INSTRUCTION — Render the material again word for word, skipping the pictures in it.

MATERIAL PROVIDED —
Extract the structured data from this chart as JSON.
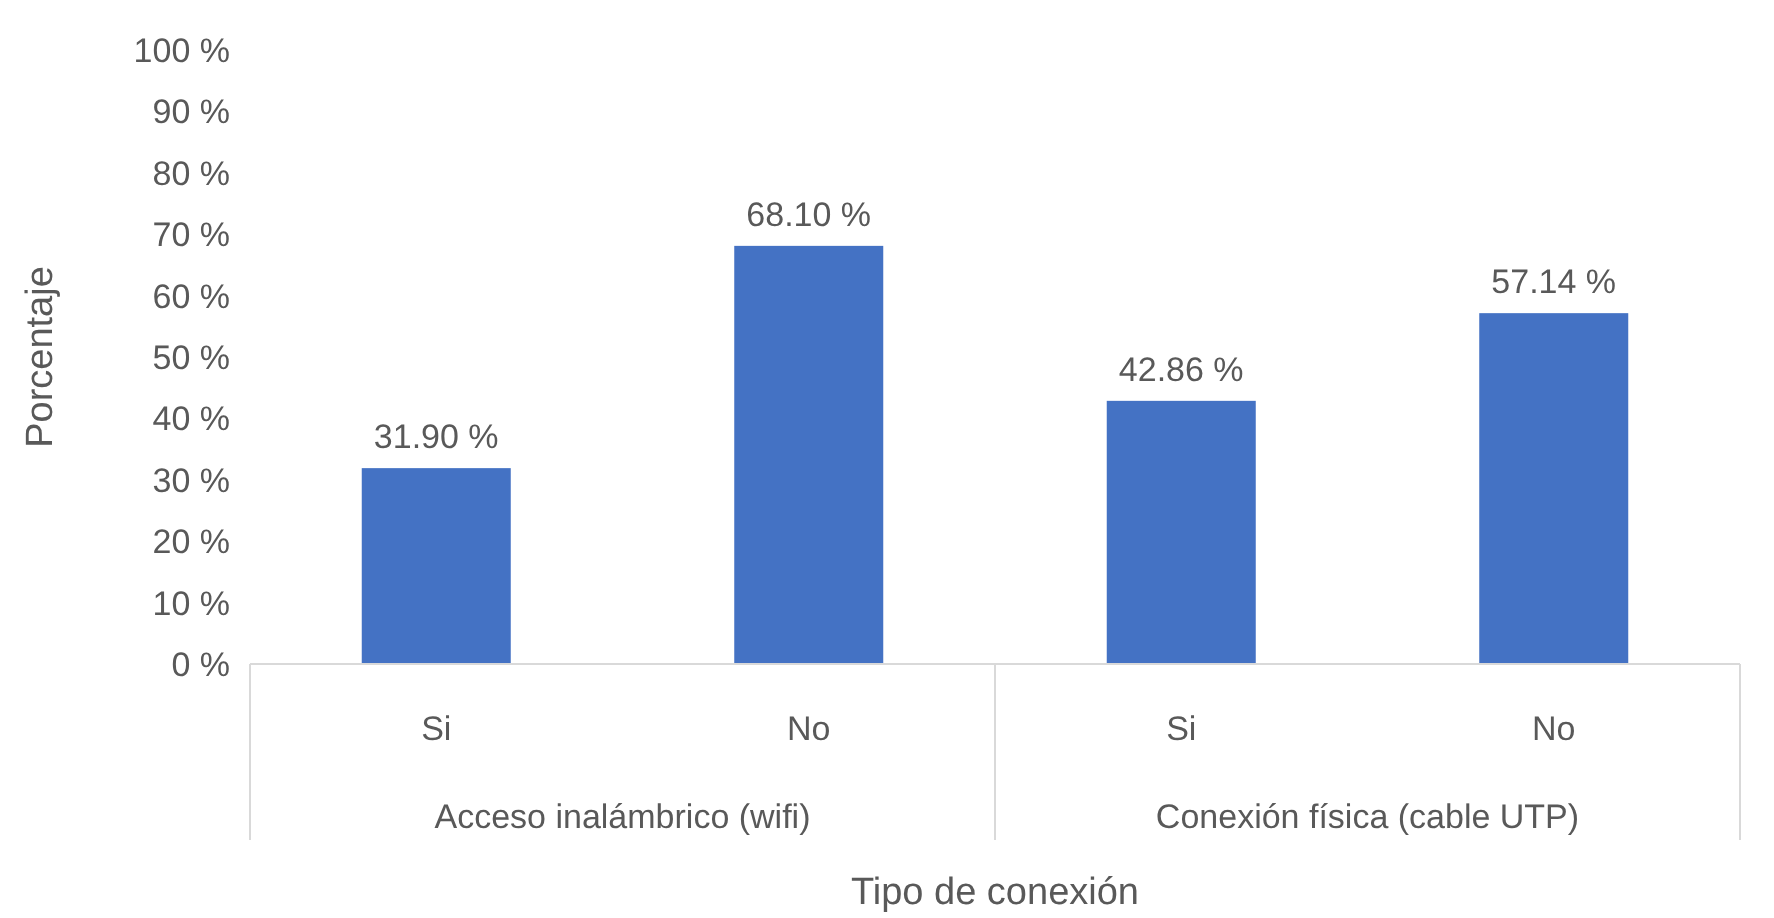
{
  "chart_data": {
    "type": "bar",
    "xlabel": "Tipo de conexión",
    "ylabel": "Porcentaje",
    "categories": [
      "Si",
      "No",
      "Si",
      "No"
    ],
    "values": [
      31.9,
      68.1,
      42.86,
      57.14
    ],
    "value_labels": [
      "31.90 %",
      "68.10 %",
      "42.86 %",
      "57.14 %"
    ],
    "color": "#4472c4",
    "ylim": [
      0,
      100
    ],
    "yticks": [
      {
        "value": 0,
        "label": "0 %"
      },
      {
        "value": 10,
        "label": "10 %"
      },
      {
        "value": 20,
        "label": "20 %"
      },
      {
        "value": 30,
        "label": "30 %"
      },
      {
        "value": 40,
        "label": "40 %"
      },
      {
        "value": 50,
        "label": "50 %"
      },
      {
        "value": 60,
        "label": "60 %"
      },
      {
        "value": 70,
        "label": "70 %"
      },
      {
        "value": 80,
        "label": "80 %"
      },
      {
        "value": 90,
        "label": "90 %"
      },
      {
        "value": 100,
        "label": "100 %"
      }
    ],
    "annotations": [
      "Acceso inalámbrico (wifi)",
      "Conexión física (cable UTP)"
    ],
    "grid": false
  }
}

TASK OUTPUT —
Extract the structured data from this chart as JSON.
{
  "chart_data": {
    "type": "bar",
    "xlabel": "Tipo de conexión",
    "ylabel": "Porcentaje",
    "categories": [
      "Si",
      "No",
      "Si",
      "No"
    ],
    "values": [
      31.9,
      68.1,
      42.86,
      57.14
    ],
    "value_labels": [
      "31.90 %",
      "68.10 %",
      "42.86 %",
      "57.14 %"
    ],
    "color": "#4472c4",
    "ylim": [
      0,
      100
    ],
    "yticks": [
      {
        "value": 0,
        "label": "0 %"
      },
      {
        "value": 10,
        "label": "10 %"
      },
      {
        "value": 20,
        "label": "20 %"
      },
      {
        "value": 30,
        "label": "30 %"
      },
      {
        "value": 40,
        "label": "40 %"
      },
      {
        "value": 50,
        "label": "50 %"
      },
      {
        "value": 60,
        "label": "60 %"
      },
      {
        "value": 70,
        "label": "70 %"
      },
      {
        "value": 80,
        "label": "80 %"
      },
      {
        "value": 90,
        "label": "90 %"
      },
      {
        "value": 100,
        "label": "100 %"
      }
    ],
    "annotations": [
      "Acceso inalámbrico (wifi)",
      "Conexión física (cable UTP)"
    ],
    "grid": false
  }
}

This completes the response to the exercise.